Transcribe the material exactly. Images do not belong in the copy.
# start of MATERIAL SHOWN
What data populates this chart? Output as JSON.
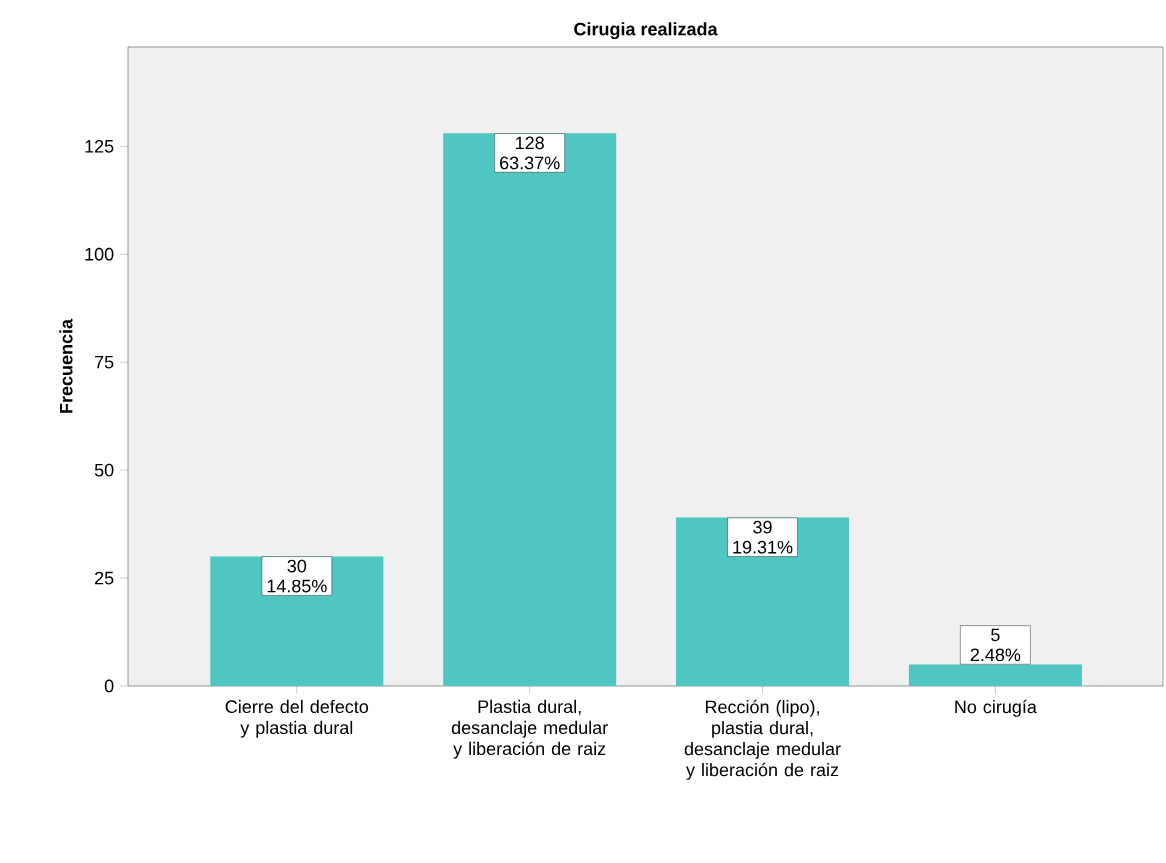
{
  "chart_data": {
    "type": "bar",
    "title": "Cirugia realizada",
    "ylabel": "Frecuencia",
    "categories": [
      "Cierre del defecto y plastia dural",
      "Plastia dural, desanclaje medular y liberación de raiz",
      "Rección (lipo), plastia dural, desanclaje medular y liberación de raiz",
      "No cirugía"
    ],
    "values": [
      30,
      128,
      39,
      5
    ],
    "value_labels": [
      "30 14.85%",
      "128 63.37%",
      "39 19.31%",
      "5 2.48%"
    ],
    "color": "#4fc6c2",
    "ylim": [
      0,
      148
    ],
    "yticks": [
      0,
      25,
      50,
      75,
      100,
      125
    ],
    "grid": false
  }
}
# end of MATERIAL SHOWN
- [COMPLETE RESPONSE]:
What data populates this chart? Output as JSON.
{
  "chart_data": {
    "type": "bar",
    "title": "Cirugia realizada",
    "ylabel": "Frecuencia",
    "categories": [
      "Cierre del defecto y plastia dural",
      "Plastia dural, desanclaje medular y liberación de raiz",
      "Rección (lipo), plastia dural, desanclaje medular y liberación de raiz",
      "No cirugía"
    ],
    "values": [
      30,
      128,
      39,
      5
    ],
    "value_labels": [
      "30 14.85%",
      "128 63.37%",
      "39 19.31%",
      "5 2.48%"
    ],
    "color": "#4fc6c2",
    "ylim": [
      0,
      148
    ],
    "yticks": [
      0,
      25,
      50,
      75,
      100,
      125
    ],
    "grid": false
  }
}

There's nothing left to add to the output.